** DIE AUFGABE **
Schreiben Sie die Zeilen von der Zeile mit „lock-rotation-icon — [310, 6, 320, 16]“ bis einschließlich der letzten Zeile wortgetreu ab.

** DIE DATEN **

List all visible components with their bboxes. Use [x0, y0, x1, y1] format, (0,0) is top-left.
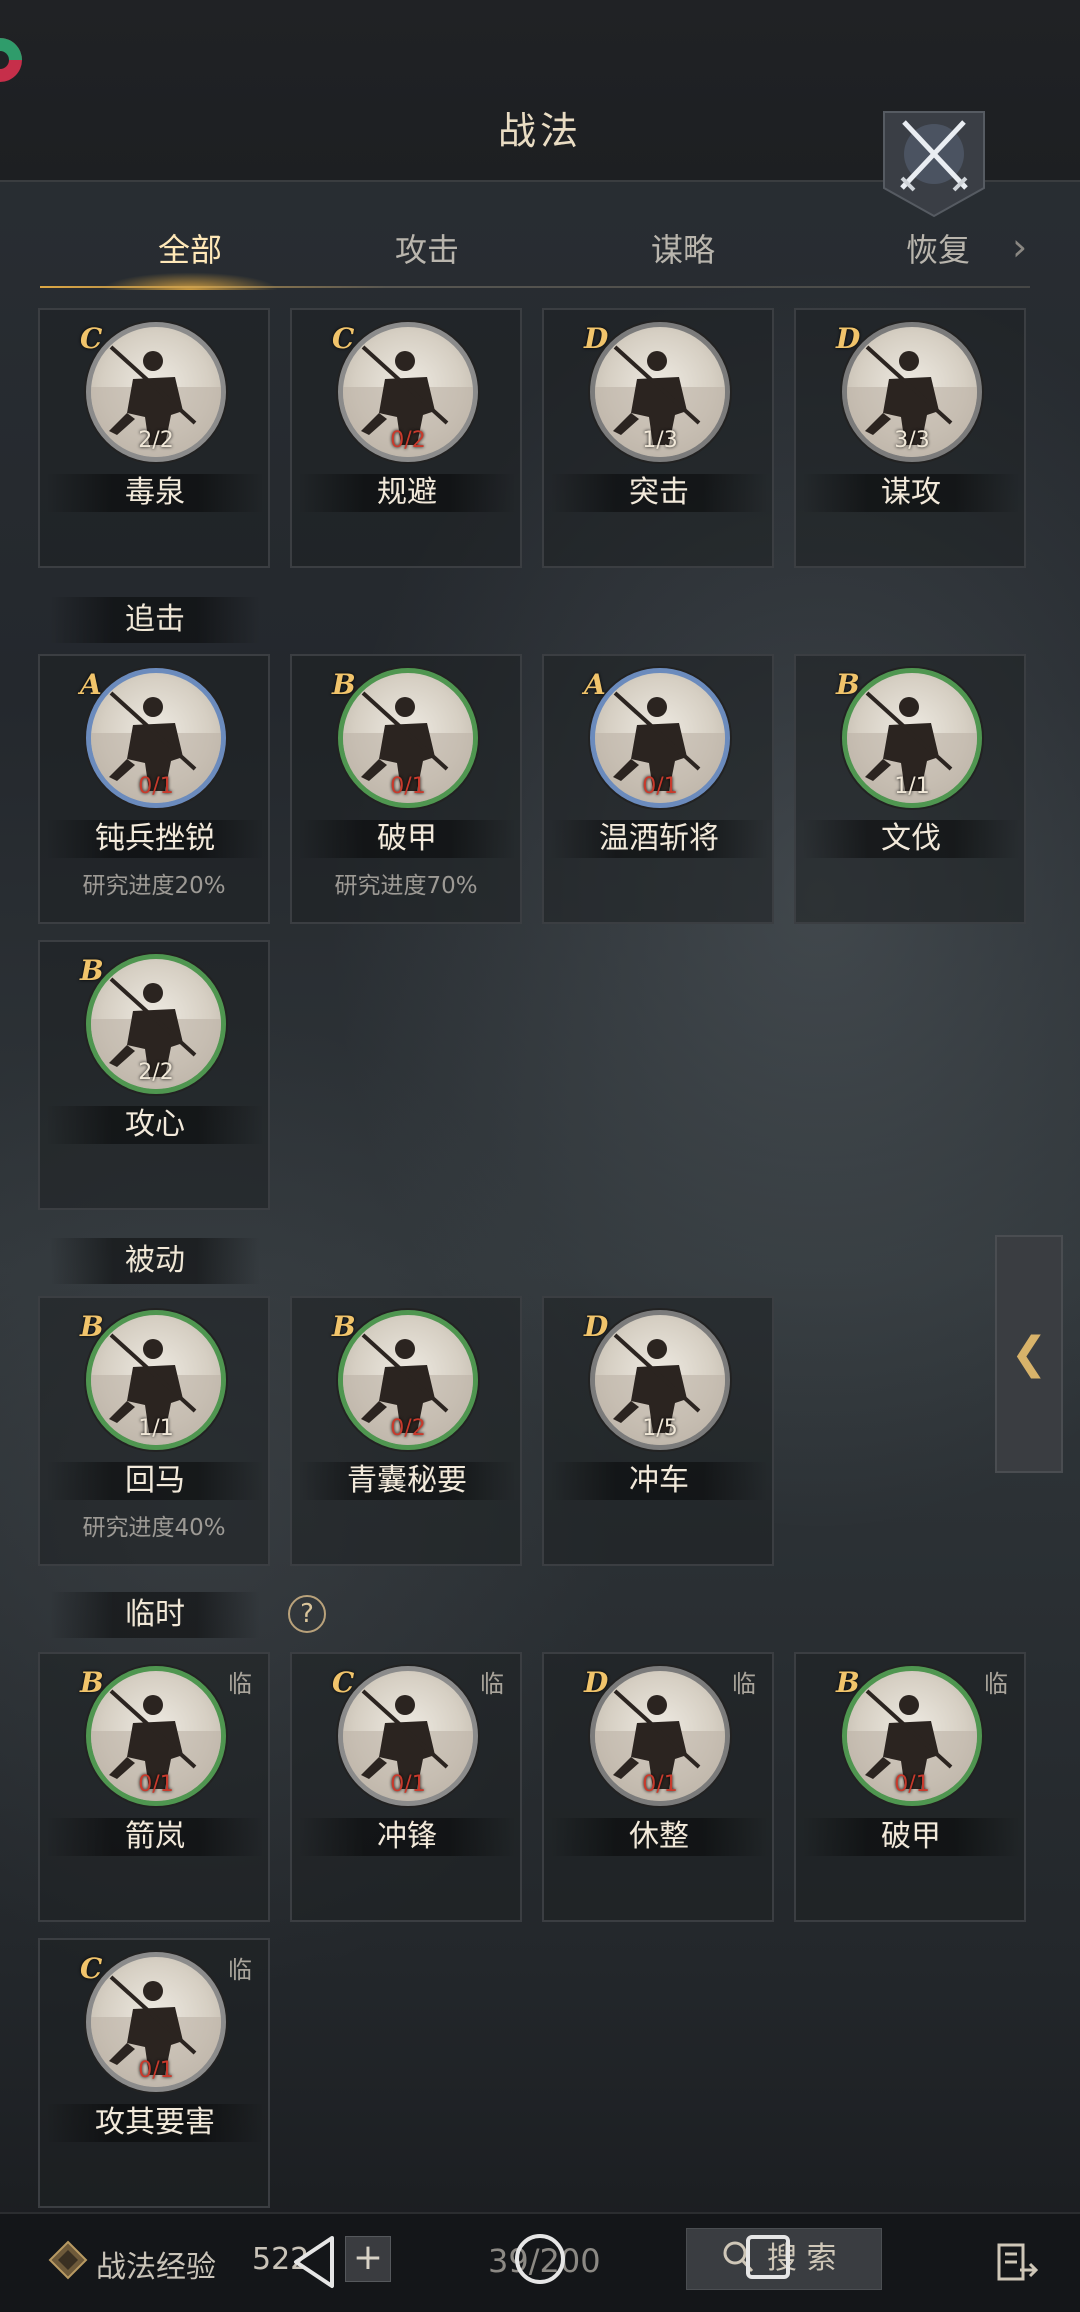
skill-count: 1/3 — [642, 428, 678, 453]
grade-badge: B — [80, 954, 104, 987]
skill-name: 休整 — [550, 1818, 768, 1856]
grade-badge: D — [836, 322, 861, 355]
tab-underline — [40, 286, 1030, 288]
category-tabs: 全部 攻击 谋略 恢复 — [40, 220, 1030, 290]
skill-count: 0/1 — [138, 1772, 174, 1797]
tab-strategy[interactable]: 谋略 — [573, 220, 793, 290]
grade-badge: B — [80, 1666, 104, 1699]
skill-count: 0/2 — [390, 428, 426, 453]
skill-name: 毒泉 — [46, 474, 264, 512]
skill-card[interactable]: D 临 0/1 休整 — [542, 1652, 774, 1922]
skill-card[interactable]: B 2/2 攻心 — [38, 940, 270, 1210]
skill-count: 0/2 — [390, 1416, 426, 1441]
skill-name: 文伐 — [802, 820, 1020, 858]
exit-icon[interactable] — [996, 2242, 1038, 2282]
skill-name: 青囊秘要 — [298, 1462, 516, 1500]
side-panel-toggle[interactable]: ❮ — [995, 1235, 1063, 1473]
grade-badge: D — [584, 322, 609, 355]
section-label-temporary: 临时 — [50, 1592, 260, 1638]
skill-count: 3/3 — [894, 428, 930, 453]
skill-card[interactable]: B 临 0/1 破甲 — [794, 1652, 1026, 1922]
skill-card[interactable]: D 1/5 冲车 — [542, 1296, 774, 1566]
skill-name: 回马 — [46, 1462, 264, 1500]
skill-card[interactable]: C 2/2 毒泉 — [38, 308, 270, 568]
grade-badge: D — [584, 1666, 609, 1699]
skill-name: 突击 — [550, 474, 768, 512]
skill-name: 破甲 — [802, 1818, 1020, 1856]
add-xp-button[interactable]: + — [345, 2236, 391, 2282]
skill-card[interactable]: A 0/1 温酒斩将 — [542, 654, 774, 924]
temporary-badge: 临 — [732, 1670, 756, 1698]
skill-count: 0/1 — [390, 774, 426, 799]
skill-card[interactable]: B 临 0/1 箭岚 — [38, 1652, 270, 1922]
skill-card[interactable]: B 0/2 青囊秘要 — [290, 1296, 522, 1566]
skill-name: 冲锋 — [298, 1818, 516, 1856]
skill-card[interactable]: C 0/2 规避 — [290, 308, 522, 568]
skill-count: 0/1 — [138, 774, 174, 799]
grade-badge: C — [80, 322, 103, 355]
skill-name: 钝兵挫锐 — [46, 820, 264, 858]
tab-all[interactable]: 全部 — [80, 220, 300, 290]
crossed-swords-icon[interactable] — [880, 108, 988, 220]
skill-name: 冲车 — [550, 1462, 768, 1500]
chevron-right-icon[interactable]: › — [1012, 225, 1027, 269]
skill-name: 箭岚 — [46, 1818, 264, 1856]
temporary-badge: 临 — [228, 1956, 252, 1984]
nav-back-icon[interactable] — [290, 2232, 338, 2292]
grade-badge: C — [80, 1952, 103, 1985]
research-progress: 研究进度70% — [334, 873, 478, 899]
skill-name: 谋攻 — [802, 474, 1020, 512]
skill-count: 0/1 — [138, 2058, 174, 2083]
logo-icon — [0, 38, 22, 82]
skill-card[interactable]: D 1/3 突击 — [542, 308, 774, 568]
temporary-badge: 临 — [228, 1670, 252, 1698]
temporary-badge: 临 — [480, 1670, 504, 1698]
research-progress: 研究进度20% — [82, 873, 226, 899]
skill-card[interactable]: C 临 0/1 攻其要害 — [38, 1938, 270, 2208]
nav-recent-icon[interactable] — [745, 2234, 791, 2280]
research-progress: 研究进度40% — [82, 1515, 226, 1541]
skill-count: 1/1 — [894, 774, 930, 799]
help-icon[interactable]: ? — [288, 1595, 326, 1633]
skill-count: 0/1 — [642, 774, 678, 799]
temporary-badge: 临 — [984, 1670, 1008, 1698]
skill-name: 温酒斩将 — [550, 820, 768, 858]
skill-card[interactable]: C 临 0/1 冲锋 — [290, 1652, 522, 1922]
skill-card[interactable]: D 3/3 谋攻 — [794, 308, 1026, 568]
skill-count: 1/5 — [642, 1416, 678, 1441]
skill-count: 2/2 — [138, 428, 174, 453]
skill-count: 1/1 — [138, 1416, 174, 1441]
skill-card[interactable]: B 1/1 回马 研究进度40% — [38, 1296, 270, 1566]
chevron-left-icon: ❮ — [1010, 1328, 1048, 1379]
grade-badge: A — [584, 668, 606, 701]
section-label-passive: 被动 — [50, 1238, 260, 1284]
section-label-pursuit: 追击 — [50, 597, 260, 643]
grade-badge: B — [332, 1310, 356, 1343]
grade-badge: B — [836, 668, 860, 701]
skill-count: 0/1 — [894, 1772, 930, 1797]
skill-count: 0/1 — [390, 1772, 426, 1797]
nav-home-icon[interactable] — [513, 2232, 567, 2286]
xp-label: 战法经验 — [96, 2250, 216, 2285]
skill-count: 0/1 — [642, 1772, 678, 1797]
skill-name: 攻其要害 — [46, 2104, 264, 2142]
skill-card[interactable]: A 0/1 钝兵挫锐 研究进度20% — [38, 654, 270, 924]
skill-name: 规避 — [298, 474, 516, 512]
skill-card[interactable]: B 1/1 文伐 — [794, 654, 1026, 924]
grade-badge: B — [836, 1666, 860, 1699]
grade-badge: A — [80, 668, 102, 701]
skill-name: 破甲 — [298, 820, 516, 858]
grade-badge: B — [80, 1310, 104, 1343]
skill-name: 攻心 — [46, 1106, 264, 1144]
xp-icon — [48, 2240, 88, 2280]
tab-attack[interactable]: 攻击 — [317, 220, 537, 290]
grade-badge: C — [332, 322, 355, 355]
skill-count: 2/2 — [138, 1060, 174, 1085]
grade-badge: D — [584, 1310, 609, 1343]
grade-badge: B — [332, 668, 356, 701]
grade-badge: C — [332, 1666, 355, 1699]
skill-card[interactable]: B 0/1 破甲 研究进度70% — [290, 654, 522, 924]
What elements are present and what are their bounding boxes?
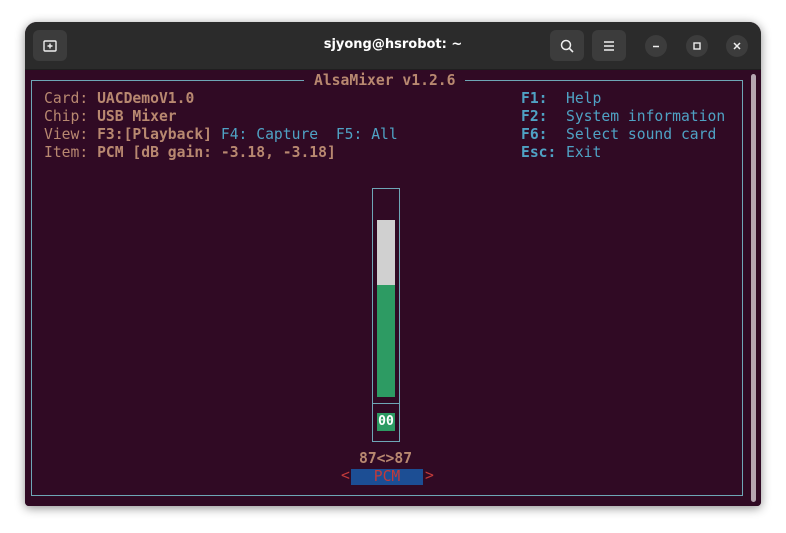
help-f6[interactable]: F6: Select sound card xyxy=(521,126,716,144)
pcm-control[interactable]: 00 xyxy=(372,188,400,442)
terminal-window: sjyong@hsrobot: ~ AlsaMixer v1.2.6 Card:… xyxy=(25,22,761,506)
card-line: Card: UACDemoV1.0 xyxy=(44,90,194,108)
minimize-icon xyxy=(653,45,659,48)
view-capture-tab[interactable]: F4: Capture xyxy=(221,126,318,143)
item-value: PCM [dB gain: -3.18, -3.18] xyxy=(97,144,336,161)
item-label: Item: xyxy=(44,144,89,161)
help-text: Help xyxy=(566,90,602,107)
help-key: F1: xyxy=(521,90,548,107)
help-esc[interactable]: Esc: Exit xyxy=(521,144,601,162)
volume-readout: 87<>87 xyxy=(359,450,413,467)
help-key: Esc: xyxy=(521,144,557,161)
terminal-area[interactable]: AlsaMixer v1.2.6 Card: UACDemoV1.0 Chip:… xyxy=(25,70,761,506)
close-button[interactable] xyxy=(726,35,748,57)
close-icon xyxy=(733,42,741,50)
control-divider xyxy=(373,403,399,404)
help-key: F2: xyxy=(521,108,548,125)
control-name[interactable]: PCM xyxy=(351,469,423,485)
app-title: AlsaMixer v1.2.6 xyxy=(304,72,466,89)
minimize-button[interactable] xyxy=(645,35,667,57)
hamburger-menu-icon xyxy=(604,40,614,51)
help-text: Select sound card xyxy=(566,126,717,143)
search-icon xyxy=(560,39,574,53)
search-button[interactable] xyxy=(550,30,584,61)
card-label: Card: xyxy=(44,90,89,107)
maximize-icon xyxy=(693,42,701,50)
view-playback-tab[interactable]: F3:[Playback] xyxy=(97,126,212,143)
help-key: F6: xyxy=(521,126,548,143)
title-bar: sjyong@hsrobot: ~ xyxy=(25,22,761,70)
left-arrow: < xyxy=(341,467,350,484)
chip-label: Chip: xyxy=(44,108,89,125)
help-f2[interactable]: F2: System information xyxy=(521,108,725,126)
control-name-row: < PCM > xyxy=(341,467,434,485)
volume-bar-green-segment xyxy=(377,284,395,397)
item-line: Item: PCM [dB gain: -3.18, -3.18] xyxy=(44,144,336,162)
help-text: System information xyxy=(566,108,726,125)
view-all-tab[interactable]: F5: All xyxy=(336,126,398,143)
right-arrow: > xyxy=(425,467,434,484)
scrollbar[interactable] xyxy=(751,74,756,502)
chip-value: USB Mixer xyxy=(97,108,177,125)
mute-toggle[interactable]: 00 xyxy=(377,413,395,431)
maximize-button[interactable] xyxy=(686,35,708,57)
help-f1[interactable]: F1: Help xyxy=(521,90,601,108)
help-text: Exit xyxy=(566,144,602,161)
view-label: View: xyxy=(44,126,89,143)
menu-button[interactable] xyxy=(592,30,626,61)
card-value: UACDemoV1.0 xyxy=(97,90,195,107)
volume-bar-white-segment xyxy=(377,219,395,285)
chip-line: Chip: USB Mixer xyxy=(44,108,177,126)
view-line: View: F3:[Playback] F4: Capture F5: All xyxy=(44,126,398,144)
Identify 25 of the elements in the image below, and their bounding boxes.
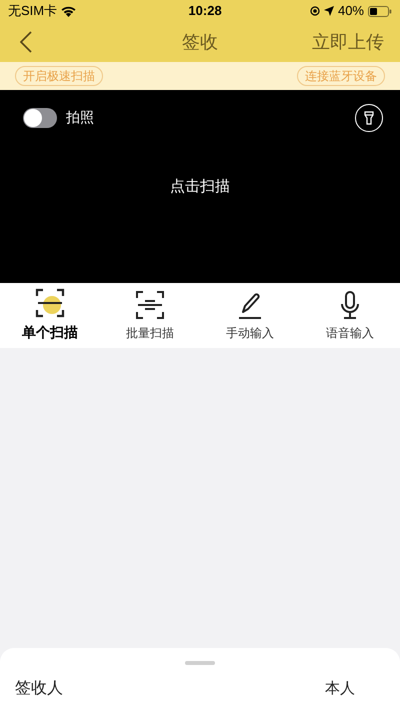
lock-rotation-icon — [310, 6, 320, 16]
battery-percent: 40% — [338, 2, 364, 20]
photo-toggle[interactable] — [23, 108, 57, 128]
location-icon — [324, 6, 334, 16]
scan-mode-tab[interactable]: 单个扫描 — [0, 283, 100, 348]
receiver-value: 本人 — [325, 678, 355, 699]
batch-scan-icon — [135, 290, 165, 320]
receiver-label: 签收人 — [15, 679, 63, 699]
flashlight-button[interactable] — [355, 104, 383, 132]
page-title: 签收 — [182, 30, 218, 54]
back-icon — [20, 31, 32, 53]
photo-label: 拍照 — [66, 108, 94, 127]
wifi-icon — [61, 6, 76, 16]
drag-handle[interactable] — [185, 661, 215, 665]
upload-button[interactable]: 立即上传 — [312, 28, 384, 56]
carrier-label: 无SIM卡 — [8, 2, 58, 20]
camera-view[interactable]: 拍照 点击扫描 — [0, 90, 400, 283]
scan-mode-tab[interactable]: 批量扫描 — [100, 283, 200, 348]
flashlight-icon — [364, 111, 374, 125]
scan-mode-tab[interactable]: 手动输入 — [200, 283, 300, 348]
battery-icon — [368, 6, 392, 16]
scan-mode-tab[interactable]: 语音输入 — [300, 283, 400, 348]
scan-prompt: 点击扫描 — [170, 177, 230, 197]
clock: 10:28 — [188, 2, 222, 20]
single-scan-icon — [35, 288, 65, 318]
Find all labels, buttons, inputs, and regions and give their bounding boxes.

** LÖSUNG DER AUFGABE **
lock-rotation-icon — [310, 6, 320, 16]
battery-percent: 40% — [338, 2, 364, 20]
photo-toggle[interactable] — [23, 108, 57, 128]
location-icon — [324, 6, 334, 16]
scan-mode-tab[interactable]: 单个扫描 — [0, 283, 100, 348]
receiver-value: 本人 — [325, 678, 355, 699]
batch-scan-icon — [135, 290, 165, 320]
receiver-label: 签收人 — [15, 679, 63, 699]
flashlight-button[interactable] — [355, 104, 383, 132]
page-title: 签收 — [182, 30, 218, 54]
back-icon — [20, 31, 32, 53]
photo-label: 拍照 — [66, 108, 94, 127]
wifi-icon — [61, 6, 76, 16]
drag-handle[interactable] — [185, 661, 215, 665]
upload-button[interactable]: 立即上传 — [312, 28, 384, 56]
carrier-label: 无SIM卡 — [8, 2, 58, 20]
camera-view[interactable]: 拍照 点击扫描 — [0, 90, 400, 283]
scan-mode-tab[interactable]: 批量扫描 — [100, 283, 200, 348]
flashlight-icon — [364, 111, 374, 125]
scan-mode-tab[interactable]: 手动输入 — [200, 283, 300, 348]
battery-icon — [368, 6, 392, 16]
scan-mode-tab[interactable]: 语音输入 — [300, 283, 400, 348]
scan-prompt: 点击扫描 — [170, 177, 230, 197]
clock: 10:28 — [188, 2, 222, 20]
single-scan-icon — [35, 288, 65, 318]
Find all labels, buttons, inputs, and regions and give their bounding boxes.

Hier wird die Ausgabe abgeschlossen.